# Task details
From the listing below, extract each line containing the string "Trace".

* start *

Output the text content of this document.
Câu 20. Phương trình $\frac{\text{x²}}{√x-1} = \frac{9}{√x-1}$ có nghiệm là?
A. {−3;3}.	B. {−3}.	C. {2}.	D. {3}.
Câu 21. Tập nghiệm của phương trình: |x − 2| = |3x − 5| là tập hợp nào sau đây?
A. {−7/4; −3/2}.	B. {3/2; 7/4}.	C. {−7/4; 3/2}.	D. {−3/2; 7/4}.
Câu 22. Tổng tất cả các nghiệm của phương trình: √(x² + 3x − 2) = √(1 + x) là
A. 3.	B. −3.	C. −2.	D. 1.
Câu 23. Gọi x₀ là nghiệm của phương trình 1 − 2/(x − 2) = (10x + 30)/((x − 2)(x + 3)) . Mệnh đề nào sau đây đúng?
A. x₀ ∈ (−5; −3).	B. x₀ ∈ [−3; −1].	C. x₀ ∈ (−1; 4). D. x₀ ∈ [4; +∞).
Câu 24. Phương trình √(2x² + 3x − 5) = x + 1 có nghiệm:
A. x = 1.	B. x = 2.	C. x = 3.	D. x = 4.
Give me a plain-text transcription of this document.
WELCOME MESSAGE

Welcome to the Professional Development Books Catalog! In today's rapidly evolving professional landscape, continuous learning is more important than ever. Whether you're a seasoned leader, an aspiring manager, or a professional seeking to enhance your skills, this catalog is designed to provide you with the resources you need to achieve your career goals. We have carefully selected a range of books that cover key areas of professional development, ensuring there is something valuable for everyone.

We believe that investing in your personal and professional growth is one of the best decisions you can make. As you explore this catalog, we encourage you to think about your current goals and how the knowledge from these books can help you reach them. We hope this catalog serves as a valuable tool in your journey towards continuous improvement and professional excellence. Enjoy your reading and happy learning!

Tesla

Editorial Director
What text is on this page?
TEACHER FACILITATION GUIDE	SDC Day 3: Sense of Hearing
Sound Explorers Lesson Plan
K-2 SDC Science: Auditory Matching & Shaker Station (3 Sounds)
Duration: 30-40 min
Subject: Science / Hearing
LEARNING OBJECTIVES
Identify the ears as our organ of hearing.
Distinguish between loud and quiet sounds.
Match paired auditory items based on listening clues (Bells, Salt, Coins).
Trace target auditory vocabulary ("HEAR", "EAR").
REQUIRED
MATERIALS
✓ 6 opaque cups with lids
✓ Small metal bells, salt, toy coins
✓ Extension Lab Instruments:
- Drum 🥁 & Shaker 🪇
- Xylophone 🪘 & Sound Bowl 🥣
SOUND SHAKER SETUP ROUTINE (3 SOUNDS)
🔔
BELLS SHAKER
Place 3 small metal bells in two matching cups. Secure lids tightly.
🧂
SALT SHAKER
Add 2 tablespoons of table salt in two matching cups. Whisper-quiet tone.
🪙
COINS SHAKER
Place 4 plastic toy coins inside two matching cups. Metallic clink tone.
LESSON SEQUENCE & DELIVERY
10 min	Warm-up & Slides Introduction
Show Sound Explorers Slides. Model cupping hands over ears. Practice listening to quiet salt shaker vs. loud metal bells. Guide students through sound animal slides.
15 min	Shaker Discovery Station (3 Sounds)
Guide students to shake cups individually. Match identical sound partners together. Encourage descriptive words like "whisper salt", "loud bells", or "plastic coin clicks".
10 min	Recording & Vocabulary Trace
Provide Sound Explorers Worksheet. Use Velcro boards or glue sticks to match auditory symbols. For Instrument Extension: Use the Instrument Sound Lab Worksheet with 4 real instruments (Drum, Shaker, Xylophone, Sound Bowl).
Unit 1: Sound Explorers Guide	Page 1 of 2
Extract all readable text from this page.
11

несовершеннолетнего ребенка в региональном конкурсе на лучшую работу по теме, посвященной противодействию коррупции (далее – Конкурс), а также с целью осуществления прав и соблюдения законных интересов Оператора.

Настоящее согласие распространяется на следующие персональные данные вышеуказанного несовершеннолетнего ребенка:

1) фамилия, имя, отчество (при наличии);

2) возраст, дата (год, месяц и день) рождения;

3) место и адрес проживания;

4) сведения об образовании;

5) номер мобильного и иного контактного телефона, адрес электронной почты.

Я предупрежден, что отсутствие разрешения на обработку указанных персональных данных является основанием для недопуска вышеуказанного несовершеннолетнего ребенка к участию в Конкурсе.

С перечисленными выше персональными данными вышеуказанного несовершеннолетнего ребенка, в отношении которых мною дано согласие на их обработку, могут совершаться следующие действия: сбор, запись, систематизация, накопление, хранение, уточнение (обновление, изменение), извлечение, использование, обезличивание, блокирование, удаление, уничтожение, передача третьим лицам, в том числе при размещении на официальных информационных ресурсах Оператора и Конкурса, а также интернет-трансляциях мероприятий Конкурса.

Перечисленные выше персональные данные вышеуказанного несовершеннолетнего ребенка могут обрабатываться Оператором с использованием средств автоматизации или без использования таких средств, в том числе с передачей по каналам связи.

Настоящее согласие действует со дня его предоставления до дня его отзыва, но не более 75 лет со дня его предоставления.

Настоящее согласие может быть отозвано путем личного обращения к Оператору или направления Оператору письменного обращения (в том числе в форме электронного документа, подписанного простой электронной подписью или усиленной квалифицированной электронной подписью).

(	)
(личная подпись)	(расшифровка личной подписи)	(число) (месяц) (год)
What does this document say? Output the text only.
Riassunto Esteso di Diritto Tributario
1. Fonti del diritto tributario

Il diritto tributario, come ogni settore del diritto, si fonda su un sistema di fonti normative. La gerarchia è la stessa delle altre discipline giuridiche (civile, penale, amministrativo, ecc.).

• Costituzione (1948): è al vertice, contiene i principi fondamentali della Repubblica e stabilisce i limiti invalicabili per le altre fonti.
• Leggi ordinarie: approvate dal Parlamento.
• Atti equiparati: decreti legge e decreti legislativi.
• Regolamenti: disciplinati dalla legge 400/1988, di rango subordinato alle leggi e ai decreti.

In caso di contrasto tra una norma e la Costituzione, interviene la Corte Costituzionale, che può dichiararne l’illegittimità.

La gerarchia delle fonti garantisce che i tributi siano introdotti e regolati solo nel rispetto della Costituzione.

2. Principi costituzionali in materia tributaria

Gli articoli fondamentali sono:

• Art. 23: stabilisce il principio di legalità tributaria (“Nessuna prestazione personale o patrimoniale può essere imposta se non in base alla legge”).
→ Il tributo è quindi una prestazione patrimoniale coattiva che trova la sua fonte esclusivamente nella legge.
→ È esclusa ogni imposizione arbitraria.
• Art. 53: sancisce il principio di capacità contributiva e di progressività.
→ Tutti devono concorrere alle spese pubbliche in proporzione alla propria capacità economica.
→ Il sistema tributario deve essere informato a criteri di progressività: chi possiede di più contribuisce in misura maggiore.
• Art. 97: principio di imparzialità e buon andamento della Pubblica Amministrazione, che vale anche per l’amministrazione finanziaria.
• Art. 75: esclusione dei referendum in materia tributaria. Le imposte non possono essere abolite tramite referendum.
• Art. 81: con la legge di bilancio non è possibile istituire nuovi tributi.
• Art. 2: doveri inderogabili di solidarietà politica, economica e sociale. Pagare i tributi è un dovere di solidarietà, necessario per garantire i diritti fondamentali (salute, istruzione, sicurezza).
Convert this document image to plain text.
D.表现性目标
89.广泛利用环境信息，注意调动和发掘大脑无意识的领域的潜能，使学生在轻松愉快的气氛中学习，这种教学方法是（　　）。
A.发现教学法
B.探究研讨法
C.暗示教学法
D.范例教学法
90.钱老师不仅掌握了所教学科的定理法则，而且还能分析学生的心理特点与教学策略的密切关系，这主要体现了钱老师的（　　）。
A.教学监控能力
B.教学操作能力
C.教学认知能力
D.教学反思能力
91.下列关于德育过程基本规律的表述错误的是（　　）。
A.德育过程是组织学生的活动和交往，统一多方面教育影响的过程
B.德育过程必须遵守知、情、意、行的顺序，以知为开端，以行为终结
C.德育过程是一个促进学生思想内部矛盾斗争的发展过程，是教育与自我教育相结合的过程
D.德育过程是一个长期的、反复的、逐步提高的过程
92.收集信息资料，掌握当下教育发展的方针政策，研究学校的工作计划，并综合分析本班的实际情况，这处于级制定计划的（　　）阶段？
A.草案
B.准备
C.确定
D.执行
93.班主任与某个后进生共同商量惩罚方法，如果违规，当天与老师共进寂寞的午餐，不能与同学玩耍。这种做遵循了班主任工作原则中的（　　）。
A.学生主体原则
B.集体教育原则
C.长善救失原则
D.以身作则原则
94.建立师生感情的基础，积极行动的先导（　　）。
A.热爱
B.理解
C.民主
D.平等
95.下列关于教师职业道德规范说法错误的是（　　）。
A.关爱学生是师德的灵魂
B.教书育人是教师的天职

* end *

# Result of this exercise
Trace target auditory vocabulary ("HEAR", "EAR").
10 min	Recording & Vocabulary Trace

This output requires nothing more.